■ **What needs to be done**
Each line from the line with "Enumerate this screenshot's" to the line with "Give me the", inclusive, is to be repeated exactly; no other line and no picture belongs in the copy.
=-=-=
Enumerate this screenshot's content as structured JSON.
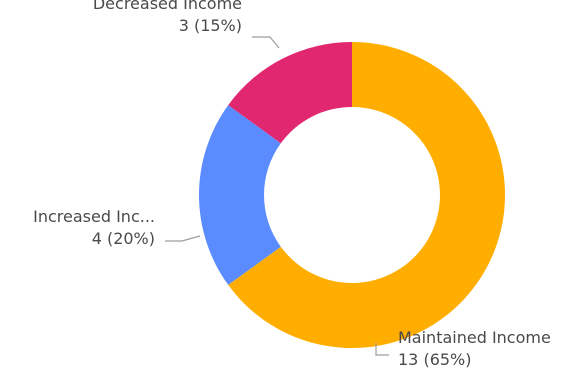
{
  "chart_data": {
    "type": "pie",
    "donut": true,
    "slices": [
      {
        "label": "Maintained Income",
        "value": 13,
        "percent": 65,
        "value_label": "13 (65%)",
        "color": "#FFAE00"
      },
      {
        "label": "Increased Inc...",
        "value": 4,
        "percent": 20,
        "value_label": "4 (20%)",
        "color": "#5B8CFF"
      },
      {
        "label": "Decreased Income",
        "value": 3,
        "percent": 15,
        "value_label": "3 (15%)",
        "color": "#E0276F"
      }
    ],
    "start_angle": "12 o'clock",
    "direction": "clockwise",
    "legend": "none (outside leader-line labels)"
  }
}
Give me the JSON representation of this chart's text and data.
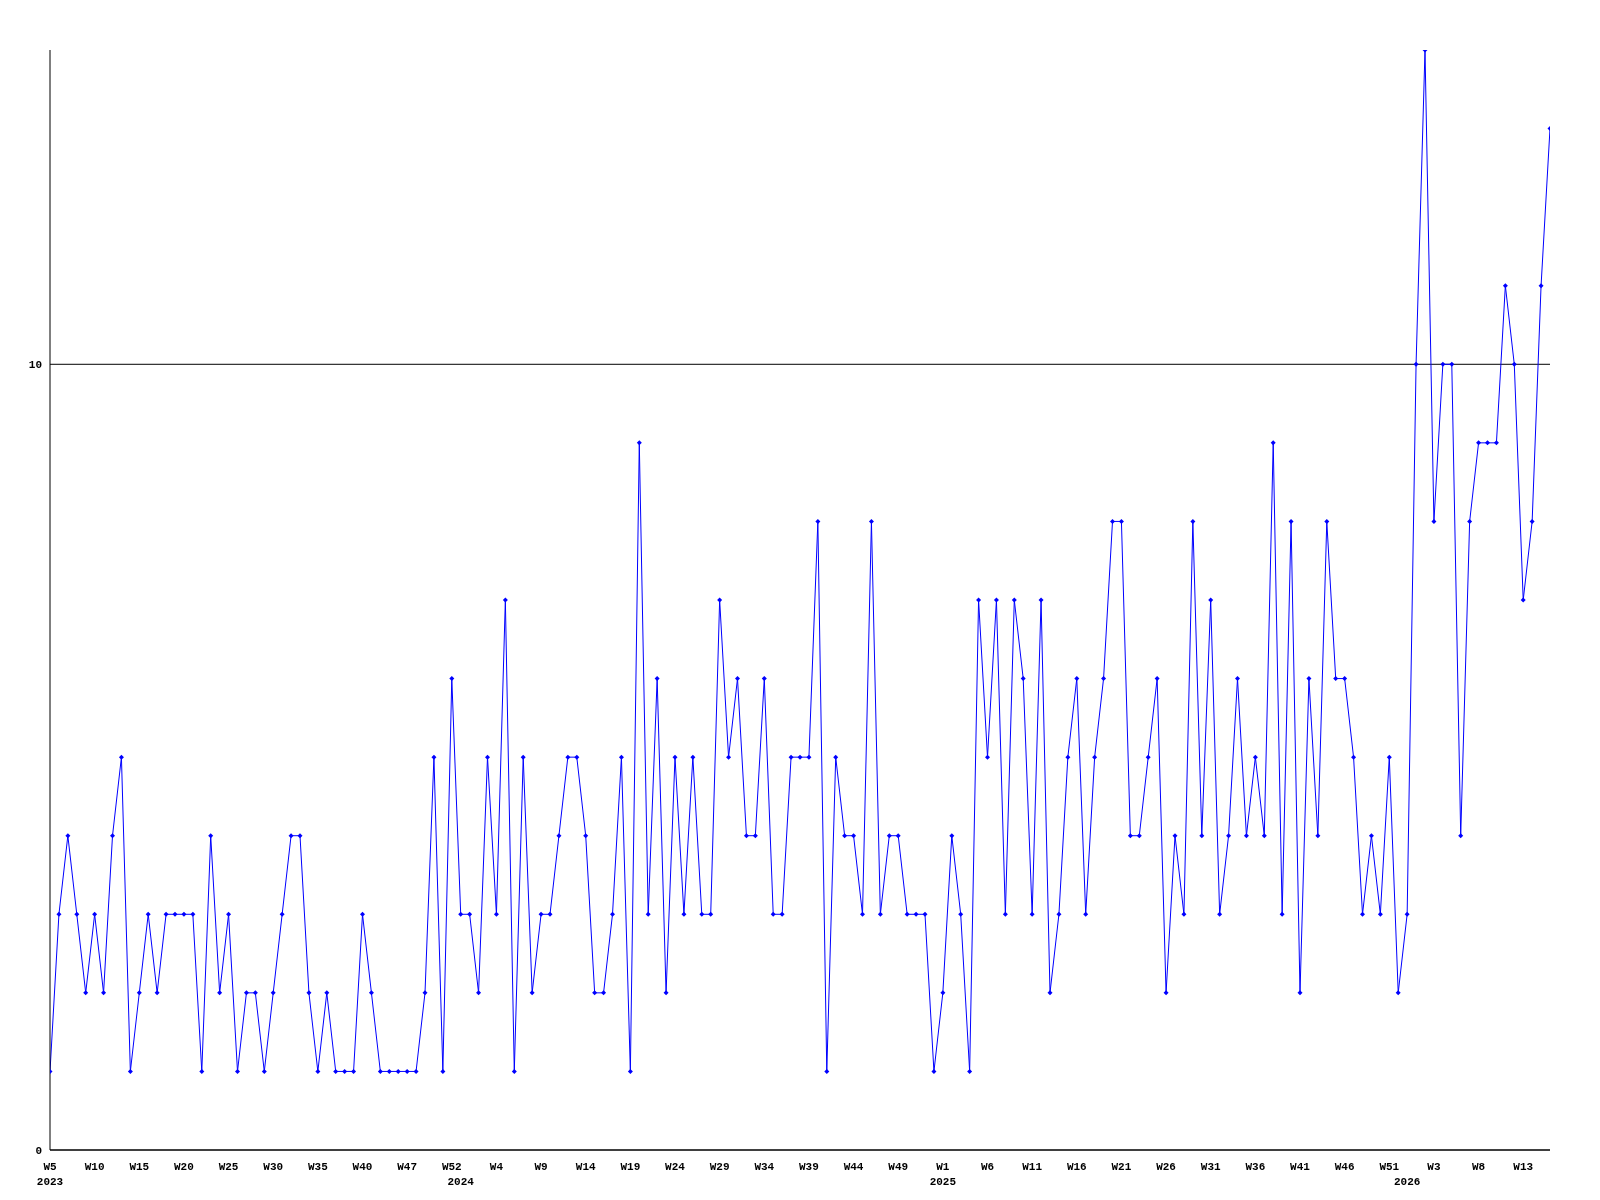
=-=-=
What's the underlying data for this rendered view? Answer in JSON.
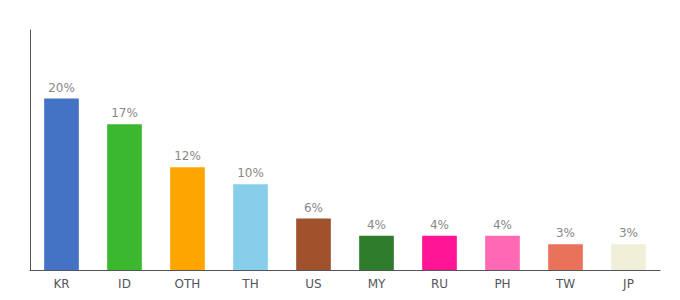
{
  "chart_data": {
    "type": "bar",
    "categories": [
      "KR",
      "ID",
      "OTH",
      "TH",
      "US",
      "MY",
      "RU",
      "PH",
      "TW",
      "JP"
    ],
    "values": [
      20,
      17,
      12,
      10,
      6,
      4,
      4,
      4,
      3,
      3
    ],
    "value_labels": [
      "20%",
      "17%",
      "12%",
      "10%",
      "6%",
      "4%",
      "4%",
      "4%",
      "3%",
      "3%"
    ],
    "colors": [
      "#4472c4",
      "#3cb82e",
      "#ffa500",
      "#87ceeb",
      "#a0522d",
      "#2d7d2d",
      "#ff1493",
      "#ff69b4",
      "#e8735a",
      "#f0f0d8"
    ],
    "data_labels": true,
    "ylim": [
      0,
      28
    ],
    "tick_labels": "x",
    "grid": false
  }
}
=-=-=
■ **Answer to the problem**
Enumerate this screenshot's content as structured JSON.
{
  "chart_data": {
    "type": "pie",
    "donut": true,
    "slices": [
      {
        "label": "Maintained Income",
        "value": 13,
        "percent": 65,
        "value_label": "13 (65%)",
        "color": "#FFAE00"
      },
      {
        "label": "Increased Inc...",
        "value": 4,
        "percent": 20,
        "value_label": "4 (20%)",
        "color": "#5B8CFF"
      },
      {
        "label": "Decreased Income",
        "value": 3,
        "percent": 15,
        "value_label": "3 (15%)",
        "color": "#E0276F"
      }
    ],
    "start_angle": "12 o'clock",
    "direction": "clockwise",
    "legend": "none (outside leader-line labels)"
  }
}
Give me the JSON representation of this chart's text and data.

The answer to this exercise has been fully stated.